Dataset listings of figures

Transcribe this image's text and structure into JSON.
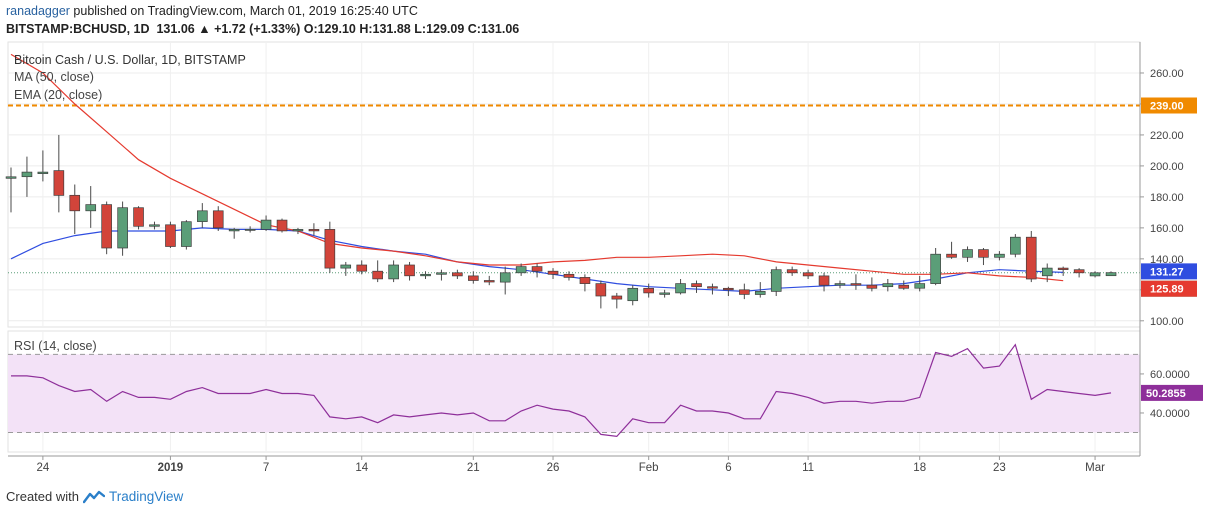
{
  "header": {
    "user": "ranadagger",
    "rest": " published on TradingView.com, March 01, 2019 16:25:40 UTC",
    "symbol": "BITSTAMP:BCHUSD, 1D",
    "last": "131.06",
    "change": "+1.72 (+1.33%)",
    "o_label": "O:",
    "o": "129.10",
    "h_label": "H:",
    "h": "131.88",
    "l_label": "L:",
    "l": "129.09",
    "c_label": "C:",
    "c": "131.06"
  },
  "footer": {
    "created": "Created with",
    "brand": "TradingView"
  },
  "colors": {
    "up": "#5b9e78",
    "down": "#d2443a",
    "ma": "#2f4de0",
    "ema": "#e53a2f",
    "rsi": "#8e2f9a",
    "rsi_fill": "#f3e2f7",
    "level": "#f08a00"
  },
  "chart_data": [
    {
      "type": "candlestick",
      "title": "Bitcoin Cash / U.S. Dollar, 1D, BITSTAMP",
      "legend": [
        "MA (50, close)",
        "EMA (20, close)"
      ],
      "ylim": [
        96,
        280
      ],
      "yticks": [
        100,
        120,
        140,
        160,
        180,
        200,
        220,
        240,
        260
      ],
      "ytick_labels": [
        "100.00",
        "120.00",
        "140.00",
        "160.00",
        "180.00",
        "200.00",
        "220.00",
        "240.00",
        "260.00"
      ],
      "xticks": [
        {
          "i": 2,
          "label": "24"
        },
        {
          "i": 10,
          "label": "2019"
        },
        {
          "i": 16,
          "label": "7"
        },
        {
          "i": 22,
          "label": "14"
        },
        {
          "i": 29,
          "label": "21"
        },
        {
          "i": 34,
          "label": "26"
        },
        {
          "i": 40,
          "label": "Feb"
        },
        {
          "i": 45,
          "label": "6"
        },
        {
          "i": 50,
          "label": "11"
        },
        {
          "i": 57,
          "label": "18"
        },
        {
          "i": 62,
          "label": "23"
        },
        {
          "i": 68,
          "label": "Mar"
        }
      ],
      "horizontal_level": {
        "value": 239,
        "label": "239.00"
      },
      "price_labels": [
        {
          "value": 131.27,
          "label": "131.27",
          "color": "#2f4de0"
        },
        {
          "value": 131.06,
          "label": "131.06",
          "color": "#5b9e78"
        },
        {
          "value": 125.89,
          "label": "125.89",
          "color": "#e53a2f"
        }
      ],
      "ohlc": [
        [
          192,
          199,
          170,
          193
        ],
        [
          193,
          206,
          180,
          196
        ],
        [
          195,
          210,
          190,
          196
        ],
        [
          197,
          220,
          170,
          181
        ],
        [
          181,
          188,
          156,
          171
        ],
        [
          171,
          187,
          160,
          175
        ],
        [
          175,
          177,
          143,
          147
        ],
        [
          147,
          177,
          142,
          173
        ],
        [
          173,
          174,
          159,
          161
        ],
        [
          161,
          164,
          159,
          162
        ],
        [
          162,
          164,
          147,
          148
        ],
        [
          148,
          165,
          146,
          164
        ],
        [
          164,
          176,
          160,
          171
        ],
        [
          171,
          174,
          158,
          160
        ],
        [
          158,
          160,
          153,
          159
        ],
        [
          159,
          161,
          157,
          159
        ],
        [
          159,
          168,
          158,
          165
        ],
        [
          165,
          166,
          157,
          158
        ],
        [
          158,
          160,
          156,
          159
        ],
        [
          159,
          163,
          155,
          158
        ],
        [
          159,
          164,
          131,
          134
        ],
        [
          134,
          138,
          129,
          136
        ],
        [
          136,
          139,
          130,
          132
        ],
        [
          132,
          139,
          125,
          127
        ],
        [
          127,
          139,
          125,
          136
        ],
        [
          136,
          138,
          126,
          129
        ],
        [
          129,
          132,
          127,
          130
        ],
        [
          130,
          133,
          126,
          131
        ],
        [
          131,
          133,
          127,
          129
        ],
        [
          129,
          132,
          124,
          126
        ],
        [
          126,
          129,
          123,
          125
        ],
        [
          125,
          135,
          117,
          131
        ],
        [
          131,
          137,
          129,
          135
        ],
        [
          135,
          137,
          128,
          132
        ],
        [
          132,
          134,
          127,
          130
        ],
        [
          130,
          132,
          126,
          128
        ],
        [
          128,
          130,
          119,
          124
        ],
        [
          124,
          126,
          108,
          116
        ],
        [
          116,
          118,
          108,
          114
        ],
        [
          113,
          123,
          110,
          121
        ],
        [
          121,
          124,
          115,
          118
        ],
        [
          117,
          120,
          115,
          118
        ],
        [
          118,
          127,
          117,
          124
        ],
        [
          124,
          126,
          118,
          122
        ],
        [
          122,
          124,
          117,
          121
        ],
        [
          121,
          122,
          116,
          120
        ],
        [
          120,
          124,
          114,
          117
        ],
        [
          117,
          125,
          115,
          119
        ],
        [
          119,
          135,
          116,
          133
        ],
        [
          133,
          135,
          129,
          131
        ],
        [
          131,
          133,
          127,
          129
        ],
        [
          129,
          131,
          119,
          123
        ],
        [
          123,
          126,
          121,
          124
        ],
        [
          124,
          130,
          120,
          123
        ],
        [
          123,
          128,
          119,
          121
        ],
        [
          122,
          127,
          119,
          124
        ],
        [
          123,
          126,
          120,
          121
        ],
        [
          121,
          129,
          119,
          124
        ],
        [
          124,
          147,
          123,
          143
        ],
        [
          143,
          151,
          140,
          141
        ],
        [
          141,
          148,
          138,
          146
        ],
        [
          146,
          147,
          136,
          141
        ],
        [
          141,
          145,
          139,
          143
        ],
        [
          143,
          156,
          141,
          154
        ],
        [
          154,
          158,
          125,
          127
        ],
        [
          129,
          137,
          125,
          134
        ],
        [
          134,
          135,
          129,
          133
        ],
        [
          133,
          134,
          128,
          131
        ],
        [
          129,
          132,
          128,
          131
        ],
        [
          129.1,
          131.88,
          129.09,
          131.06
        ]
      ],
      "ma": [
        [
          0,
          140
        ],
        [
          2,
          150
        ],
        [
          4,
          155
        ],
        [
          6,
          158
        ],
        [
          8,
          158
        ],
        [
          10,
          158
        ],
        [
          12,
          160
        ],
        [
          14,
          159
        ],
        [
          16,
          159
        ],
        [
          18,
          158
        ],
        [
          20,
          152
        ],
        [
          22,
          148
        ],
        [
          24,
          145
        ],
        [
          26,
          143
        ],
        [
          28,
          138
        ],
        [
          30,
          135
        ],
        [
          32,
          133
        ],
        [
          34,
          130
        ],
        [
          36,
          127
        ],
        [
          38,
          124
        ],
        [
          40,
          122
        ],
        [
          42,
          121
        ],
        [
          44,
          120
        ],
        [
          46,
          119
        ],
        [
          48,
          121
        ],
        [
          50,
          122
        ],
        [
          52,
          123
        ],
        [
          54,
          123
        ],
        [
          56,
          124
        ],
        [
          58,
          127
        ],
        [
          60,
          131
        ],
        [
          62,
          133
        ],
        [
          64,
          132
        ],
        [
          66,
          131.27
        ]
      ],
      "ema": [
        [
          0,
          272
        ],
        [
          2,
          260
        ],
        [
          4,
          240
        ],
        [
          6,
          222
        ],
        [
          8,
          204
        ],
        [
          10,
          192
        ],
        [
          12,
          182
        ],
        [
          14,
          172
        ],
        [
          16,
          162
        ],
        [
          18,
          158
        ],
        [
          20,
          150
        ],
        [
          22,
          147
        ],
        [
          24,
          145
        ],
        [
          26,
          142
        ],
        [
          28,
          138
        ],
        [
          30,
          136
        ],
        [
          32,
          136
        ],
        [
          34,
          138
        ],
        [
          36,
          139
        ],
        [
          38,
          141
        ],
        [
          40,
          141
        ],
        [
          42,
          142
        ],
        [
          44,
          143
        ],
        [
          46,
          142
        ],
        [
          48,
          138
        ],
        [
          50,
          136
        ],
        [
          52,
          134
        ],
        [
          54,
          132
        ],
        [
          56,
          130
        ],
        [
          58,
          130
        ],
        [
          60,
          131
        ],
        [
          62,
          129
        ],
        [
          64,
          128
        ],
        [
          66,
          125.89
        ]
      ]
    },
    {
      "type": "line",
      "title": "RSI (14, close)",
      "ylim": [
        20,
        82
      ],
      "yticks": [
        40,
        60
      ],
      "ytick_labels": [
        "40.0000",
        "60.0000"
      ],
      "bands": [
        30,
        70
      ],
      "last_label": {
        "value": 50.2855,
        "label": "50.2855"
      },
      "values": [
        59,
        59,
        58,
        54,
        51,
        52,
        46,
        51,
        48,
        48,
        47,
        51,
        53,
        50,
        50,
        50,
        52,
        50,
        50,
        49,
        38,
        37,
        38,
        35,
        39,
        38,
        39,
        40,
        39,
        40,
        36,
        36,
        41,
        44,
        42,
        41,
        38,
        29,
        28,
        37,
        35,
        35,
        44,
        41,
        41,
        40,
        37,
        37,
        51,
        50,
        48,
        45,
        46,
        46,
        45,
        46,
        46,
        48,
        71,
        69,
        73,
        63,
        64,
        75,
        47,
        52,
        51,
        50,
        49,
        50.2855
      ]
    }
  ]
}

§ **What is asked**:
From the entries above, copy every line where the word "title" shows up.

§ **Task output**:
      "title": "Bitcoin Cash / U.S. Dollar, 1D, BITSTAMP",
      "title": "RSI (14, close)",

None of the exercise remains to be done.